## Source document
St. Petersburg (dpa) – The recent sinking of the Russian nuclear submarine Kursk came amid one of the boldest swords-to-ploughshares projects in history: the retrofitting of three Russian nuclear- powered submarines into cargo carriers that would haul thousands of tons of nickel under the ice off Russia’s Arctic coast.

“Of course we’re very concerned about the causes of the Kursk disaster,” said Anatoli Komrakov, spokesman for RAO Norilsk Nickel, the Siberian mining and smelter conglomerate behind the plan.

“But we believe we have an excellent submarine and whatever sank the Kursk (on August 12, with the loss of its crew of 118), we don’t think it was a design flaw, so we are definitely not freezing our project.”

The submarine Norilsk Nickel wants – the North Atlantic Treaty Organisation (NATO) calls it the Typhoon – is, at 36,000 tons, the biggest in the world and is arguably the most lethal weapon ever built.

Designed with unique ice-breaking capabilities, it carries 20 SS- N-20 missiles, each with ten warheads, for a total of 200 independently targeted nuclear bombs, each one seven times more powerful than the one that hit Hiroshima.

Three Typhoons are more or less operational and another three had been headed for destruction until they caught the eye of the management of Norilsk Nickel, the world’s biggest producer of nickel.

Built in the 1930s with prison labour at the cost of thousands of lives, NN today is one of Russia’s most profitable enterprises, with 1999 sales of 2.9 billion dollars and profits of 1.2 billion dollars.

Most of its 103,000 employees work in the city of Norilsk, 700 miles north of Russia’s highway network. They produce 22 per cent of the world’s nickel, along with 60 per cent of its palladium and 40 per cent of its platinum.

Getting these valuable metals to their markets, mostly Germany’s industrial Ruhr valley via Rotterdam, requires travel through waters that are choked with ice nine months a year, on ships that sail in convoys led by nuclear ice-breakers.

The fleet is owned by Russia’s largest oil company, Lukoil, and Norilsk Nickel worries that when one of the six ice-breakers is retired in a few years, bottlenecks will occur.

## Written exercise 1
Name each metal that the article on Norilsk Nickel's submarine cargo plan says the company's workers produce, along with the share of world output given for it.
## Written exercise 2
Carry on the article about Norilsk Nickel's plan to turn Typhoon submarines into cargo carriers, starting after its last sentence.

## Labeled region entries
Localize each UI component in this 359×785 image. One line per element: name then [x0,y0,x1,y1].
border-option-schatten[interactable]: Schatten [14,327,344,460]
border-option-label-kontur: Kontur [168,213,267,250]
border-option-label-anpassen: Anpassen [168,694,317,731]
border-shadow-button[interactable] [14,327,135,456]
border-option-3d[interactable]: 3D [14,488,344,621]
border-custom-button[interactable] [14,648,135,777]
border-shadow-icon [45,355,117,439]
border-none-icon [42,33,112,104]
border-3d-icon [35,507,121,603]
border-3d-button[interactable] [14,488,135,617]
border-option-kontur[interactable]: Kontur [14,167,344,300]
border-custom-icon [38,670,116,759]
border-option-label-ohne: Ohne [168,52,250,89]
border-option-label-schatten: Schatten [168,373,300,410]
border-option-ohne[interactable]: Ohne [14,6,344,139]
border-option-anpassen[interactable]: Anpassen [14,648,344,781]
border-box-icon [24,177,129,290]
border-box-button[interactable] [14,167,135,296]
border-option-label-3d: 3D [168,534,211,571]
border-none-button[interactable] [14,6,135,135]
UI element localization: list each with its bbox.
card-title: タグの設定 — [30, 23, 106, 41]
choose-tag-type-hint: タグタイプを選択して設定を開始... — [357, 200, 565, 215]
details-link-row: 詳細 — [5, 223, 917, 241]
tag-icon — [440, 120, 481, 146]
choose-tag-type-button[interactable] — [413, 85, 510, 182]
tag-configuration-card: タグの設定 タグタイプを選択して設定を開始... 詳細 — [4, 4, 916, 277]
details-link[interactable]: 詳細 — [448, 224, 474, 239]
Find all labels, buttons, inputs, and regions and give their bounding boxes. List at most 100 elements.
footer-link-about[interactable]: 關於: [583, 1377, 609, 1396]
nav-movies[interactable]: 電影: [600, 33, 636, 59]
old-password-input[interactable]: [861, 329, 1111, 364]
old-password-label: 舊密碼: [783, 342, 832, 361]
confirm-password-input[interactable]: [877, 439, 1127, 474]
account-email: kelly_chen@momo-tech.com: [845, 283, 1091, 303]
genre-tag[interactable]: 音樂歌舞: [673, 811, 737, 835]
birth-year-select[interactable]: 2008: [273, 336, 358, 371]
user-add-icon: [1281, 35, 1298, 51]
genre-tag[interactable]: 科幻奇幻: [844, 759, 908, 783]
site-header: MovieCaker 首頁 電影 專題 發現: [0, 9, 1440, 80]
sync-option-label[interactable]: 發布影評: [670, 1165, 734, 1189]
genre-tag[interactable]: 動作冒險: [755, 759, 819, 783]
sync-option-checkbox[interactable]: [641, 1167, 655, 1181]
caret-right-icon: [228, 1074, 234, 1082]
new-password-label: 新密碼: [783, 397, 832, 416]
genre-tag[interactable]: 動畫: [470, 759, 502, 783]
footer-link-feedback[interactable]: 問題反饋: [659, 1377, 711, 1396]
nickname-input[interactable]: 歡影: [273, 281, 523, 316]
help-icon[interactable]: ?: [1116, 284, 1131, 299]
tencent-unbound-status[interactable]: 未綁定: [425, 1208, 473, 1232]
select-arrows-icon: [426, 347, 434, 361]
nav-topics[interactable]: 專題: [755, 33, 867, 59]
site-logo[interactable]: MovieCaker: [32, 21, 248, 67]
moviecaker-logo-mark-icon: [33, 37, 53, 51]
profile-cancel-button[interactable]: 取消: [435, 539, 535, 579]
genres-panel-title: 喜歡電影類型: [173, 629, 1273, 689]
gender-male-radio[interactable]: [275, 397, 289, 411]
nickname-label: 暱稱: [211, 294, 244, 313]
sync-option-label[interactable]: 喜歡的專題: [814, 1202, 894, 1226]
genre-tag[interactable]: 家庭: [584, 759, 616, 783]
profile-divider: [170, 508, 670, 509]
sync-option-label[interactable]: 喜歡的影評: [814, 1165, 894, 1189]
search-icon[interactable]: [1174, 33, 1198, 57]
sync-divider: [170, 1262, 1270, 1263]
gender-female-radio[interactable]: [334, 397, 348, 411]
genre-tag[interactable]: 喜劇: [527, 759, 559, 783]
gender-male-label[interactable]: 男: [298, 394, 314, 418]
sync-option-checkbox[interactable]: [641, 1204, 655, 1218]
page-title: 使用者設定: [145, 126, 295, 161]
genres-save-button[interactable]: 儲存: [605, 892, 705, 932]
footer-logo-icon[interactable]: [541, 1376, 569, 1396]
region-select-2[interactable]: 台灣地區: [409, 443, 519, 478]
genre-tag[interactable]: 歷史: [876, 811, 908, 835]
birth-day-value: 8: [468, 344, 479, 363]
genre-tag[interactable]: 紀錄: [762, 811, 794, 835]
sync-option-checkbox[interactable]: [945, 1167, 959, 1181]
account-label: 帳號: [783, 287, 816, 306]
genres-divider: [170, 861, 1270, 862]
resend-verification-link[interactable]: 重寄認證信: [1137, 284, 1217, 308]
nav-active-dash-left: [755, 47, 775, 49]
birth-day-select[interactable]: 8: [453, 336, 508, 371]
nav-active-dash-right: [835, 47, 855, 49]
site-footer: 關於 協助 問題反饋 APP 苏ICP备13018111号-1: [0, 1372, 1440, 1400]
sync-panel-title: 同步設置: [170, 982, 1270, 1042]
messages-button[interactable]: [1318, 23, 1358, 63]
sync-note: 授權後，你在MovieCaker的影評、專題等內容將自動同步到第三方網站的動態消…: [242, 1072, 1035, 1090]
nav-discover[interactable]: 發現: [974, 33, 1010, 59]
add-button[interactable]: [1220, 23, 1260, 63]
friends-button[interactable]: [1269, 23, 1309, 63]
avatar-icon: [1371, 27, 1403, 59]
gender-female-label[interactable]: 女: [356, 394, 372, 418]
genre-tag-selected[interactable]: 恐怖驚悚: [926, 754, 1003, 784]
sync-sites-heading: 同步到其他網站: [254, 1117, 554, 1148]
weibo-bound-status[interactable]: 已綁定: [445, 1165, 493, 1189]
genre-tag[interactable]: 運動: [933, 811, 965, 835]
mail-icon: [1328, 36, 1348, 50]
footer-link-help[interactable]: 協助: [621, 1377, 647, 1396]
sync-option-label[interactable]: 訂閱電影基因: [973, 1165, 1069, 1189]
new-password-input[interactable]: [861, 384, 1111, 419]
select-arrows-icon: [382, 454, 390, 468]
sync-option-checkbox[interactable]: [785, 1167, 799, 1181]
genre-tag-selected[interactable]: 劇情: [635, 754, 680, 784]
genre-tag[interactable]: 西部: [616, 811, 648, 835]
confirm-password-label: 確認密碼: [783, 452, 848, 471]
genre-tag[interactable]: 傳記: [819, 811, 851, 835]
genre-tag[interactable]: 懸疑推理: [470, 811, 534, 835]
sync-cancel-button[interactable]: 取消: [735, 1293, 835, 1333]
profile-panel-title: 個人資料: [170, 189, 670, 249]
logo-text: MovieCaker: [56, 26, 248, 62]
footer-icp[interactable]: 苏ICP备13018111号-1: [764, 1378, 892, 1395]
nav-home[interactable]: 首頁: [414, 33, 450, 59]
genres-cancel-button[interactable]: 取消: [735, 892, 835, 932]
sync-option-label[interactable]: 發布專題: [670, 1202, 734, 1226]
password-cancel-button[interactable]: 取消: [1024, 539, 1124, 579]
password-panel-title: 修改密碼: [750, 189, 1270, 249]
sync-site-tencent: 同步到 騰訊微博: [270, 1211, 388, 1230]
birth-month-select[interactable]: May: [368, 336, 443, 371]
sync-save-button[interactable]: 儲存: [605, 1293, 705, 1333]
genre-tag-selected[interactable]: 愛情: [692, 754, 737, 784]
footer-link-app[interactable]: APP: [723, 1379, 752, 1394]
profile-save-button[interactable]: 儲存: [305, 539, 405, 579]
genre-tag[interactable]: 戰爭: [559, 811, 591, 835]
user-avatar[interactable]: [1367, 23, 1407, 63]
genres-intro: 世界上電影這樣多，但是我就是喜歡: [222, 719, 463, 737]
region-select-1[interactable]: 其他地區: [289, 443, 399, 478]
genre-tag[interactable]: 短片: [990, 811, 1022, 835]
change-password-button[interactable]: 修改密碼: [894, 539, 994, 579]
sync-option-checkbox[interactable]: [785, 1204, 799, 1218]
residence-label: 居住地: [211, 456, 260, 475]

## Task result 1
Nickel: 22 percent
Palladium: 60 percent
Platinum: 40 percent

## Task result 2
A study by the submarine’s designers at St. Petersburg’s Rubin Design Bureau concluded that taking out a Typhoon’s missile-launchers and torpedoes will create a cargo hold capable of carrying 12,000 tons of metal under the ice and will cost 80 million.

With three Typhoons in operation, Norilsk Nickel believes it can ship out all of its exports, independently of Lukoil or of the weather, to the ice- free port of Murmansk, where they would be loaded onto surface ships.

Chairman Yuri Kotlyar has been downright enthusiastic. “I think this project is absolutely realistic,” he told a wire service. “I am certain we will have our first sea trials next year.”

A second study is evaluating the cost of modifying the company’s docks and of operating the subs. Results are due in January, said spokesman Komrakov. A final decision will be made after that.

The project has the backing of Admiral Vladimir Kuroyedov, commander of Russia’s Navy, who recently told a television interviewer that it “is the best way to use surplus submarines.”

“It’s a great idea,” says U.S. submarine expert and author Norman Polmar. “These are marvellous ships, exceedingly well-designed. I know the designers well, and if they say they it can be done, I believe them.”

Ambassador Thomas Graham, a former head of the Arms Control Agency who lives in Washington, said U.S.-Russian arms treaties involve only the destruction of missile launchers. “The owning nation can dispose of the ship as it wishes,” so U.S. permission would not be required, he said.